- _Problem to solve_:
Copy out the entries that follow, exactly as written.

───── Data provided ─────

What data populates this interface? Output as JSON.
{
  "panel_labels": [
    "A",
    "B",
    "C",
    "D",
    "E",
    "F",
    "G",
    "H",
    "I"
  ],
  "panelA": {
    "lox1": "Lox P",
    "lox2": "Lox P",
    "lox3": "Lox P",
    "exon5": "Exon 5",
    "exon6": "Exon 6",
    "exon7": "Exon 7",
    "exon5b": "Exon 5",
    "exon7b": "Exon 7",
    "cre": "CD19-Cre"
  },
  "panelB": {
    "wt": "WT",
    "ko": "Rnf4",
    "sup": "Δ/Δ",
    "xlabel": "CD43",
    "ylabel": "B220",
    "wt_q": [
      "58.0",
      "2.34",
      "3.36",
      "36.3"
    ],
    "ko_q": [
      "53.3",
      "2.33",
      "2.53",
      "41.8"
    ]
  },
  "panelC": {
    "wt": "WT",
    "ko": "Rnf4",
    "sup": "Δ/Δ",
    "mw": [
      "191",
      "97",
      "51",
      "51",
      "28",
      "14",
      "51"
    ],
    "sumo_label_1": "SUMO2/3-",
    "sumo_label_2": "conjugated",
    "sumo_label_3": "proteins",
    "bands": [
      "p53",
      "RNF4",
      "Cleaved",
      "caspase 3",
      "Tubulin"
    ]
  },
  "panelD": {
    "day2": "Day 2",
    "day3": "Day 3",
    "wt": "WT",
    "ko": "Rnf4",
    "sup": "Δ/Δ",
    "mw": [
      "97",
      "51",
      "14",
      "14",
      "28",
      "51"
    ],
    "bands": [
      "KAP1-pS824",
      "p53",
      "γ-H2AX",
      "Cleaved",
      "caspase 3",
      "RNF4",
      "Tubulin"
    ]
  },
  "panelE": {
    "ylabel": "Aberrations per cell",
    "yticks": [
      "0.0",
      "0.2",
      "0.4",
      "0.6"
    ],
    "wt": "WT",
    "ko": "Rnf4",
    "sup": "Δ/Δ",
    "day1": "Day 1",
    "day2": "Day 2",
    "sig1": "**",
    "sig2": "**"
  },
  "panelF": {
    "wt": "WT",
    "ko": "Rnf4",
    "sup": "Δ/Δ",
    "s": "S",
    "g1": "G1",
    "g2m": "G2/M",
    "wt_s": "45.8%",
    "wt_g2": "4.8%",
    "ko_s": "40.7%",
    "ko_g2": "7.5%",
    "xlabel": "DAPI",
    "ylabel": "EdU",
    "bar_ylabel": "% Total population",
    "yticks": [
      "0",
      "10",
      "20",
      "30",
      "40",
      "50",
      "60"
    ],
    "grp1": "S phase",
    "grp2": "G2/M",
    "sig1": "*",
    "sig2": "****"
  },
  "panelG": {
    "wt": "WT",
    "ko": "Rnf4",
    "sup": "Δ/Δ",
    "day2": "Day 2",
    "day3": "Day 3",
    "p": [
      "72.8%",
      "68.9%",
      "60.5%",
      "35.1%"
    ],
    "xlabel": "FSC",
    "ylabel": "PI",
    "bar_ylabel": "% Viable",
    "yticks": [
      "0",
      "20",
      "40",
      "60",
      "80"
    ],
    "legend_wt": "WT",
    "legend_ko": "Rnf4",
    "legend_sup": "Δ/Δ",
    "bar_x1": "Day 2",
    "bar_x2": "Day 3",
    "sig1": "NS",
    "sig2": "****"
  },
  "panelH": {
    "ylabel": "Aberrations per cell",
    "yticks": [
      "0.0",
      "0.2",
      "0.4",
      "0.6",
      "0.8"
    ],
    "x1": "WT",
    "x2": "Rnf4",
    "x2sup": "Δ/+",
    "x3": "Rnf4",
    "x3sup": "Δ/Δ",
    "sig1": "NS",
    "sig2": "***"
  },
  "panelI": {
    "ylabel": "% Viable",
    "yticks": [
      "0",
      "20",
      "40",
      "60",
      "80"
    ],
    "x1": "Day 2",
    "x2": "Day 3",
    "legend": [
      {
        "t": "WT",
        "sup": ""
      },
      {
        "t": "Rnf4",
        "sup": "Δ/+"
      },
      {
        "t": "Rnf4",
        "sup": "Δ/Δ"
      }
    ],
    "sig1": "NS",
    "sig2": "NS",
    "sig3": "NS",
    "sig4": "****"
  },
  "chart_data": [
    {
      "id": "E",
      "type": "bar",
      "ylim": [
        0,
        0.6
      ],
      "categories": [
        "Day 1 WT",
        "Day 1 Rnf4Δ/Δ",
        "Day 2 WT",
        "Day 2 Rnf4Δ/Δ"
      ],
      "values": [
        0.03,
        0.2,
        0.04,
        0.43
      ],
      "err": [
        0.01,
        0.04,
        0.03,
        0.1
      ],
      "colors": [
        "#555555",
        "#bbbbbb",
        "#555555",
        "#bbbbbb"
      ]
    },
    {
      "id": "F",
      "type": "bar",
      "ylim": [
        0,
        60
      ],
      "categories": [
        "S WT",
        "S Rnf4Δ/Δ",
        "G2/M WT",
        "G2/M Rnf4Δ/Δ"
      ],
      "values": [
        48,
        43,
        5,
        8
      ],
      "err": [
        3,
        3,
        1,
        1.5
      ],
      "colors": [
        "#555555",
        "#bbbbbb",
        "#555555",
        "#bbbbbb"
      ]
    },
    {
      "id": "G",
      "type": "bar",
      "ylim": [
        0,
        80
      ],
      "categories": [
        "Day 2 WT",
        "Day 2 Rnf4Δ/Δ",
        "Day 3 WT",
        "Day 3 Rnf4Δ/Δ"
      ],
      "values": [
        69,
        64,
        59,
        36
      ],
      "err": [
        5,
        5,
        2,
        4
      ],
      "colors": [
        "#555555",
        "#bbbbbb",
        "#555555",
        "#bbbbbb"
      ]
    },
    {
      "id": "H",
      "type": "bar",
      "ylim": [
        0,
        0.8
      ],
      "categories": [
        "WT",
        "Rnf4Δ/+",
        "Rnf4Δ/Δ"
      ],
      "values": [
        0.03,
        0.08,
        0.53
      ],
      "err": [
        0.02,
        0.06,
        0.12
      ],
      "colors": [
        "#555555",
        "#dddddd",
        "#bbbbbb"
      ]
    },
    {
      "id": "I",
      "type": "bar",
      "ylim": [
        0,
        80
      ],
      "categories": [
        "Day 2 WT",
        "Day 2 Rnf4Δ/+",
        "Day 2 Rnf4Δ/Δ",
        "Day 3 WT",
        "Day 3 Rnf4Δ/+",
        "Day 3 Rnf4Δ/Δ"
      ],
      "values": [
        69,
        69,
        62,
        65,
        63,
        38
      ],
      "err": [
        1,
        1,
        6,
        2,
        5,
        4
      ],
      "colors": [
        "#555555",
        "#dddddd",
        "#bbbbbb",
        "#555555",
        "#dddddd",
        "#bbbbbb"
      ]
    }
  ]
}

─────

- _Finished exercise_:
What data populates this interface? Output as JSON.
{
  "panel_labels": [
    "A",
    "B",
    "C",
    "D",
    "E",
    "F",
    "G",
    "H",
    "I"
  ],
  "panelA": {
    "lox1": "Lox P",
    "lox2": "Lox P",
    "lox3": "Lox P",
    "exon5": "Exon 5",
    "exon6": "Exon 6",
    "exon7": "Exon 7",
    "exon5b": "Exon 5",
    "exon7b": "Exon 7",
    "cre": "CD19-Cre"
  },
  "panelB": {
    "wt": "WT",
    "ko": "Rnf4",
    "sup": "Δ/Δ",
    "xlabel": "CD43",
    "ylabel": "B220",
    "wt_q": [
      "58.0",
      "2.34",
      "3.36",
      "36.3"
    ],
    "ko_q": [
      "53.3",
      "2.33",
      "2.53",
      "41.8"
    ]
  },
  "panelC": {
    "wt": "WT",
    "ko": "Rnf4",
    "sup": "Δ/Δ",
    "mw": [
      "191",
      "97",
      "51",
      "51",
      "28",
      "14",
      "51"
    ],
    "sumo_label_1": "SUMO2/3-",
    "sumo_label_2": "conjugated",
    "sumo_label_3": "proteins",
    "bands": [
      "p53",
      "RNF4",
      "Cleaved",
      "caspase 3",
      "Tubulin"
    ]
  },
  "panelD": {
    "day2": "Day 2",
    "day3": "Day 3",
    "wt": "WT",
    "ko": "Rnf4",
    "sup": "Δ/Δ",
    "mw": [
      "97",
      "51",
      "14",
      "14",
      "28",
      "51"
    ],
    "bands": [
      "KAP1-pS824",
      "p53",
      "γ-H2AX",
      "Cleaved",
      "caspase 3",
      "RNF4",
      "Tubulin"
    ]
  },
  "panelE": {
    "ylabel": "Aberrations per cell",
    "yticks": [
      "0.0",
      "0.2",
      "0.4",
      "0.6"
    ],
    "wt": "WT",
    "ko": "Rnf4",
    "sup": "Δ/Δ",
    "day1": "Day 1",
    "day2": "Day 2",
    "sig1": "**",
    "sig2": "**"
  },
  "panelF": {
    "wt": "WT",
    "ko": "Rnf4",
    "sup": "Δ/Δ",
    "s": "S",
    "g1": "G1",
    "g2m": "G2/M",
    "wt_s": "45.8%",
    "wt_g2": "4.8%",
    "ko_s": "40.7%",
    "ko_g2": "7.5%",
    "xlabel": "DAPI",
    "ylabel": "EdU",
    "bar_ylabel": "% Total population",
    "yticks": [
      "0",
      "10",
      "20",
      "30",
      "40",
      "50",
      "60"
    ],
    "grp1": "S phase",
    "grp2": "G2/M",
    "sig1": "*",
    "sig2": "****"
  },
  "panelG": {
    "wt": "WT",
    "ko": "Rnf4",
    "sup": "Δ/Δ",
    "day2": "Day 2",
    "day3": "Day 3",
    "p": [
      "72.8%",
      "68.9%",
      "60.5%",
      "35.1%"
    ],
    "xlabel": "FSC",
    "ylabel": "PI",
    "bar_ylabel": "% Viable",
    "yticks": [
      "0",
      "20",
      "40",
      "60",
      "80"
    ],
    "legend_wt": "WT",
    "legend_ko": "Rnf4",
    "legend_sup": "Δ/Δ",
    "bar_x1": "Day 2",
    "bar_x2": "Day 3",
    "sig1": "NS",
    "sig2": "****"
  },
  "panelH": {
    "ylabel": "Aberrations per cell",
    "yticks": [
      "0.0",
      "0.2",
      "0.4",
      "0.6",
      "0.8"
    ],
    "x1": "WT",
    "x2": "Rnf4",
    "x2sup": "Δ/+",
    "x3": "Rnf4",
    "x3sup": "Δ/Δ",
    "sig1": "NS",
    "sig2": "***"
  },
  "panelI": {
    "ylabel": "% Viable",
    "yticks": [
      "0",
      "20",
      "40",
      "60",
      "80"
    ],
    "x1": "Day 2",
    "x2": "Day 3",
    "legend": [
      {
        "t": "WT",
        "sup": ""
      },
      {
        "t": "Rnf4",
        "sup": "Δ/+"
      },
      {
        "t": "Rnf4",
        "sup": "Δ/Δ"
      }
    ],
    "sig1": "NS",
    "sig2": "NS",
    "sig3": "NS",
    "sig4": "****"
  },
  "chart_data": [
    {
      "id": "E",
      "type": "bar",
      "ylim": [
        0,
        0.6
      ],
      "categories": [
        "Day 1 WT",
        "Day 1 Rnf4Δ/Δ",
        "Day 2 WT",
        "Day 2 Rnf4Δ/Δ"
      ],
      "values": [
        0.03,
        0.2,
        0.04,
        0.43
      ],
      "err": [
        0.01,
        0.04,
        0.03,
        0.1
      ],
      "colors": [
        "#555555",
        "#bbbbbb",
        "#555555",
        "#bbbbbb"
      ]
    },
    {
      "id": "F",
      "type": "bar",
      "ylim": [
        0,
        60
      ],
      "categories": [
        "S WT",
        "S Rnf4Δ/Δ",
        "G2/M WT",
        "G2/M Rnf4Δ/Δ"
      ],
      "values": [
        48,
        43,
        5,
        8
      ],
      "err": [
        3,
        3,
        1,
        1.5
      ],
      "colors": [
        "#555555",
        "#bbbbbb",
        "#555555",
        "#bbbbbb"
      ]
    },
    {
      "id": "G",
      "type": "bar",
      "ylim": [
        0,
        80
      ],
      "categories": [
        "Day 2 WT",
        "Day 2 Rnf4Δ/Δ",
        "Day 3 WT",
        "Day 3 Rnf4Δ/Δ"
      ],
      "values": [
        69,
        64,
        59,
        36
      ],
      "err": [
        5,
        5,
        2,
        4
      ],
      "colors": [
        "#555555",
        "#bbbbbb",
        "#555555",
        "#bbbbbb"
      ]
    },
    {
      "id": "H",
      "type": "bar",
      "ylim": [
        0,
        0.8
      ],
      "categories": [
        "WT",
        "Rnf4Δ/+",
        "Rnf4Δ/Δ"
      ],
      "values": [
        0.03,
        0.08,
        0.53
      ],
      "err": [
        0.02,
        0.06,
        0.12
      ],
      "colors": [
        "#555555",
        "#dddddd",
        "#bbbbbb"
      ]
    },
    {
      "id": "I",
      "type": "bar",
      "ylim": [
        0,
        80
      ],
      "categories": [
        "Day 2 WT",
        "Day 2 Rnf4Δ/+",
        "Day 2 Rnf4Δ/Δ",
        "Day 3 WT",
        "Day 3 Rnf4Δ/+",
        "Day 3 Rnf4Δ/Δ"
      ],
      "values": [
        69,
        69,
        62,
        65,
        63,
        38
      ],
      "err": [
        1,
        1,
        6,
        2,
        5,
        4
      ],
      "colors": [
        "#555555",
        "#dddddd",
        "#bbbbbb",
        "#555555",
        "#dddddd",
        "#bbbbbb"
      ]
    }
  ]
}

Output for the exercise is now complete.